▶ THE DATA
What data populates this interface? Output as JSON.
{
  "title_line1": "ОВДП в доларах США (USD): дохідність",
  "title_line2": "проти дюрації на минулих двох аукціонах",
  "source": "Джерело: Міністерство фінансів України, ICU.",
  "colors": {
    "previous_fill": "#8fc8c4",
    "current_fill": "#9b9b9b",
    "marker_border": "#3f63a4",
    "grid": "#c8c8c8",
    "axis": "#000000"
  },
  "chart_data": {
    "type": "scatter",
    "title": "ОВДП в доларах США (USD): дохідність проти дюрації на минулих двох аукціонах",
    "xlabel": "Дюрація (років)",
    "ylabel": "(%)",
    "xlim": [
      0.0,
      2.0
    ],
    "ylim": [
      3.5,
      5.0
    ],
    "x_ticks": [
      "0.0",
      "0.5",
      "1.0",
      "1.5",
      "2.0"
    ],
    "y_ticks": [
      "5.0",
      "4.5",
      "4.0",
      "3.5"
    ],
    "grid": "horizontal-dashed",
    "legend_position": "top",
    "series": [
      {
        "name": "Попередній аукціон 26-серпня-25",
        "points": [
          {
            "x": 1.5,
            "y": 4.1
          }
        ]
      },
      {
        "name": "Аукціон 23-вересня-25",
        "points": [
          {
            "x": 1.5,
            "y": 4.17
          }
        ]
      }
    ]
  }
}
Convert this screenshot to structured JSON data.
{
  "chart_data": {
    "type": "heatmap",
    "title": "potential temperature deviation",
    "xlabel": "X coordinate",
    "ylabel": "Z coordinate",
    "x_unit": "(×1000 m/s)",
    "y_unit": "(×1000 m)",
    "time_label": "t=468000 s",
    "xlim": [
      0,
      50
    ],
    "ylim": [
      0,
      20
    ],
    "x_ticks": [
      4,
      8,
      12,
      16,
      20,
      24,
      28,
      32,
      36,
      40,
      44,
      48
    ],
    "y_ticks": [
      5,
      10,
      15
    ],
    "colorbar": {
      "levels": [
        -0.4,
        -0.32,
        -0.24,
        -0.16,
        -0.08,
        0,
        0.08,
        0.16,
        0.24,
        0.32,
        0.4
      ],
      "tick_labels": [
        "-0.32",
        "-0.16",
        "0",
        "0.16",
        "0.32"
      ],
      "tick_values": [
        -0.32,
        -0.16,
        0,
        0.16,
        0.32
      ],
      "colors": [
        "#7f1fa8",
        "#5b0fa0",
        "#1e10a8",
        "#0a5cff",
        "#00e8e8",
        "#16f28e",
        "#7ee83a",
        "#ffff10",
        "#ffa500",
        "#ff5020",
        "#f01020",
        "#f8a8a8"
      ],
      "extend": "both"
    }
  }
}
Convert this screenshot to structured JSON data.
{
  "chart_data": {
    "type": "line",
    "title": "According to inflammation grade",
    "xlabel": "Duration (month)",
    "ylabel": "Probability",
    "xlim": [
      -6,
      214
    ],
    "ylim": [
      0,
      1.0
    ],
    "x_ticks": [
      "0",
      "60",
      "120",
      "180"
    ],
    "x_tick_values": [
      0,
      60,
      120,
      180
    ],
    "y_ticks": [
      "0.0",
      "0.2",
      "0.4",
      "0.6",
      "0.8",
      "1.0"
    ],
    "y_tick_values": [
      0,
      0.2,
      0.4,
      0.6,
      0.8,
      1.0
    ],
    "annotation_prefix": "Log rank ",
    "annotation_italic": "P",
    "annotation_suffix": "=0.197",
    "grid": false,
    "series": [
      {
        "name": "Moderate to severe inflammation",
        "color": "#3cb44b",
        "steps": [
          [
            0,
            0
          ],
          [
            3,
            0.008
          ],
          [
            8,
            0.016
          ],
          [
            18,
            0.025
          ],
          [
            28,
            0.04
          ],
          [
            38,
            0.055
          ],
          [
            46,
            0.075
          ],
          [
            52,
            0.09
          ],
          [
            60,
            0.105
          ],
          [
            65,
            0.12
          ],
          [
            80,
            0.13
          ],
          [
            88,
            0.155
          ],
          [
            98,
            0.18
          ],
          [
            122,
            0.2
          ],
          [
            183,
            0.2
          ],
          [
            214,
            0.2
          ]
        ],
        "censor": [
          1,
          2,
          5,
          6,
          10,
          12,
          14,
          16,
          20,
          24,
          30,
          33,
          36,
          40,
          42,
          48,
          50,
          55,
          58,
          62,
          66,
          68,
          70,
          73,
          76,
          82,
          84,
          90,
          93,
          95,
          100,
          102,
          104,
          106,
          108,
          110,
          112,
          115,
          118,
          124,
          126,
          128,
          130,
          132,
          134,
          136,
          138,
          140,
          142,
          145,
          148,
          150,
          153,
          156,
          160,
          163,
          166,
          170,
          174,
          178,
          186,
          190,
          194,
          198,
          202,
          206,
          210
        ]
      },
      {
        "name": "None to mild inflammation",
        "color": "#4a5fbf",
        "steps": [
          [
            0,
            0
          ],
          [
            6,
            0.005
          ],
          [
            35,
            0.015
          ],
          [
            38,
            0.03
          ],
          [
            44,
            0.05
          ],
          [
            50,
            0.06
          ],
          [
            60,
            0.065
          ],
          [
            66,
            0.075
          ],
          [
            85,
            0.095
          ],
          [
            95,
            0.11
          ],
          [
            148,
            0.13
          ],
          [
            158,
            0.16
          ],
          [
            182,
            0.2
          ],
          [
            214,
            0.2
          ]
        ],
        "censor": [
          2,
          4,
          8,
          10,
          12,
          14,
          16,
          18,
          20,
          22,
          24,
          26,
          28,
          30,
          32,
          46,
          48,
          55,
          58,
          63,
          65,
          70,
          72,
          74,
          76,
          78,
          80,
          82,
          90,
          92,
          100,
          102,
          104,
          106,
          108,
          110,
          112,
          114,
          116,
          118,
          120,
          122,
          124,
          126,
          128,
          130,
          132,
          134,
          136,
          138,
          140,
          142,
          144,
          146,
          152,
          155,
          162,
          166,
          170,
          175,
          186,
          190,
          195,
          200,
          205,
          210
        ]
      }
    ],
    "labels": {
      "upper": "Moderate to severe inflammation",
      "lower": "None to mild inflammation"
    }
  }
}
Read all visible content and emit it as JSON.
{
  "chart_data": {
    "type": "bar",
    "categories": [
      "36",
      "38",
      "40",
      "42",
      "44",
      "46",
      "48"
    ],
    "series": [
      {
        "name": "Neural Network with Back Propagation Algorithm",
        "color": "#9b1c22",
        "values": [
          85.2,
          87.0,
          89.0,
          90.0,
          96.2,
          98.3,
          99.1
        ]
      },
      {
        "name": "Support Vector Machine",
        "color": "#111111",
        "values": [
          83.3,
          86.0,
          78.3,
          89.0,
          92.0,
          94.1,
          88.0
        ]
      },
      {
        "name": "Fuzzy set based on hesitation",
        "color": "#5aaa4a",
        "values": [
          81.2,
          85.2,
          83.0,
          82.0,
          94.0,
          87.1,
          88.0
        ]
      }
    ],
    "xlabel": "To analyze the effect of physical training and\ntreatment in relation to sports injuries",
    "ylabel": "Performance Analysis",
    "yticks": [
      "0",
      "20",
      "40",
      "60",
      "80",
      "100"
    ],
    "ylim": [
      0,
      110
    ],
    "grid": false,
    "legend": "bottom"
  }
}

▶ REQUIREMENTS
Give back all the data exactly as written.

▶ SOLUTION TO THE EXERCISE
What data populates this interface? Output as JSON.
{
  "title_line1": "ОВДП в доларах США (USD): дохідність",
  "title_line2": "проти дюрації на минулих двох аукціонах",
  "source": "Джерело: Міністерство фінансів України, ICU.",
  "colors": {
    "previous_fill": "#8fc8c4",
    "current_fill": "#9b9b9b",
    "marker_border": "#3f63a4",
    "grid": "#c8c8c8",
    "axis": "#000000"
  },
  "chart_data": {
    "type": "scatter",
    "title": "ОВДП в доларах США (USD): дохідність проти дюрації на минулих двох аукціонах",
    "xlabel": "Дюрація (років)",
    "ylabel": "(%)",
    "xlim": [
      0.0,
      2.0
    ],
    "ylim": [
      3.5,
      5.0
    ],
    "x_ticks": [
      "0.0",
      "0.5",
      "1.0",
      "1.5",
      "2.0"
    ],
    "y_ticks": [
      "5.0",
      "4.5",
      "4.0",
      "3.5"
    ],
    "grid": "horizontal-dashed",
    "legend_position": "top",
    "series": [
      {
        "name": "Попередній аукціон 26-серпня-25",
        "points": [
          {
            "x": 1.5,
            "y": 4.1
          }
        ]
      },
      {
        "name": "Аукціон 23-вересня-25",
        "points": [
          {
            "x": 1.5,
            "y": 4.17
          }
        ]
      }
    ]
  }
}
Convert this screenshot to structured JSON data.
{
  "chart_data": {
    "type": "heatmap",
    "title": "potential temperature deviation",
    "xlabel": "X coordinate",
    "ylabel": "Z coordinate",
    "x_unit": "(×1000 m/s)",
    "y_unit": "(×1000 m)",
    "time_label": "t=468000 s",
    "xlim": [
      0,
      50
    ],
    "ylim": [
      0,
      20
    ],
    "x_ticks": [
      4,
      8,
      12,
      16,
      20,
      24,
      28,
      32,
      36,
      40,
      44,
      48
    ],
    "y_ticks": [
      5,
      10,
      15
    ],
    "colorbar": {
      "levels": [
        -0.4,
        -0.32,
        -0.24,
        -0.16,
        -0.08,
        0,
        0.08,
        0.16,
        0.24,
        0.32,
        0.4
      ],
      "tick_labels": [
        "-0.32",
        "-0.16",
        "0",
        "0.16",
        "0.32"
      ],
      "tick_values": [
        -0.32,
        -0.16,
        0,
        0.16,
        0.32
      ],
      "colors": [
        "#7f1fa8",
        "#5b0fa0",
        "#1e10a8",
        "#0a5cff",
        "#00e8e8",
        "#16f28e",
        "#7ee83a",
        "#ffff10",
        "#ffa500",
        "#ff5020",
        "#f01020",
        "#f8a8a8"
      ],
      "extend": "both"
    }
  }
}
Convert this screenshot to structured JSON data.
{
  "chart_data": {
    "type": "line",
    "title": "According to inflammation grade",
    "xlabel": "Duration (month)",
    "ylabel": "Probability",
    "xlim": [
      -6,
      214
    ],
    "ylim": [
      0,
      1.0
    ],
    "x_ticks": [
      "0",
      "60",
      "120",
      "180"
    ],
    "x_tick_values": [
      0,
      60,
      120,
      180
    ],
    "y_ticks": [
      "0.0",
      "0.2",
      "0.4",
      "0.6",
      "0.8",
      "1.0"
    ],
    "y_tick_values": [
      0,
      0.2,
      0.4,
      0.6,
      0.8,
      1.0
    ],
    "annotation_prefix": "Log rank ",
    "annotation_italic": "P",
    "annotation_suffix": "=0.197",
    "grid": false,
    "series": [
      {
        "name": "Moderate to severe inflammation",
        "color": "#3cb44b",
        "steps": [
          [
            0,
            0
          ],
          [
            3,
            0.008
          ],
          [
            8,
            0.016
          ],
          [
            18,
            0.025
          ],
          [
            28,
            0.04
          ],
          [
            38,
            0.055
          ],
          [
            46,
            0.075
          ],
          [
            52,
            0.09
          ],
          [
            60,
            0.105
          ],
          [
            65,
            0.12
          ],
          [
            80,
            0.13
          ],
          [
            88,
            0.155
          ],
          [
            98,
            0.18
          ],
          [
            122,
            0.2
          ],
          [
            183,
            0.2
          ],
          [
            214,
            0.2
          ]
        ],
        "censor": [
          1,
          2,
          5,
          6,
          10,
          12,
          14,
          16,
          20,
          24,
          30,
          33,
          36,
          40,
          42,
          48,
          50,
          55,
          58,
          62,
          66,
          68,
          70,
          73,
          76,
          82,
          84,
          90,
          93,
          95,
          100,
          102,
          104,
          106,
          108,
          110,
          112,
          115,
          118,
          124,
          126,
          128,
          130,
          132,
          134,
          136,
          138,
          140,
          142,
          145,
          148,
          150,
          153,
          156,
          160,
          163,
          166,
          170,
          174,
          178,
          186,
          190,
          194,
          198,
          202,
          206,
          210
        ]
      },
      {
        "name": "None to mild inflammation",
        "color": "#4a5fbf",
        "steps": [
          [
            0,
            0
          ],
          [
            6,
            0.005
          ],
          [
            35,
            0.015
          ],
          [
            38,
            0.03
          ],
          [
            44,
            0.05
          ],
          [
            50,
            0.06
          ],
          [
            60,
            0.065
          ],
          [
            66,
            0.075
          ],
          [
            85,
            0.095
          ],
          [
            95,
            0.11
          ],
          [
            148,
            0.13
          ],
          [
            158,
            0.16
          ],
          [
            182,
            0.2
          ],
          [
            214,
            0.2
          ]
        ],
        "censor": [
          2,
          4,
          8,
          10,
          12,
          14,
          16,
          18,
          20,
          22,
          24,
          26,
          28,
          30,
          32,
          46,
          48,
          55,
          58,
          63,
          65,
          70,
          72,
          74,
          76,
          78,
          80,
          82,
          90,
          92,
          100,
          102,
          104,
          106,
          108,
          110,
          112,
          114,
          116,
          118,
          120,
          122,
          124,
          126,
          128,
          130,
          132,
          134,
          136,
          138,
          140,
          142,
          144,
          146,
          152,
          155,
          162,
          166,
          170,
          175,
          186,
          190,
          195,
          200,
          205,
          210
        ]
      }
    ],
    "labels": {
      "upper": "Moderate to severe inflammation",
      "lower": "None to mild inflammation"
    }
  }
}
Read all visible content and emit it as JSON.
{
  "chart_data": {
    "type": "bar",
    "categories": [
      "36",
      "38",
      "40",
      "42",
      "44",
      "46",
      "48"
    ],
    "series": [
      {
        "name": "Neural Network with Back Propagation Algorithm",
        "color": "#9b1c22",
        "values": [
          85.2,
          87.0,
          89.0,
          90.0,
          96.2,
          98.3,
          99.1
        ]
      },
      {
        "name": "Support Vector Machine",
        "color": "#111111",
        "values": [
          83.3,
          86.0,
          78.3,
          89.0,
          92.0,
          94.1,
          88.0
        ]
      },
      {
        "name": "Fuzzy set based on hesitation",
        "color": "#5aaa4a",
        "values": [
          81.2,
          85.2,
          83.0,
          82.0,
          94.0,
          87.1,
          88.0
        ]
      }
    ],
    "xlabel": "To analyze the effect of physical training and\ntreatment in relation to sports injuries",
    "ylabel": "Performance Analysis",
    "yticks": [
      "0",
      "20",
      "40",
      "60",
      "80",
      "100"
    ],
    "ylim": [
      0,
      110
    ],
    "grid": false,
    "legend": "bottom"
  }
}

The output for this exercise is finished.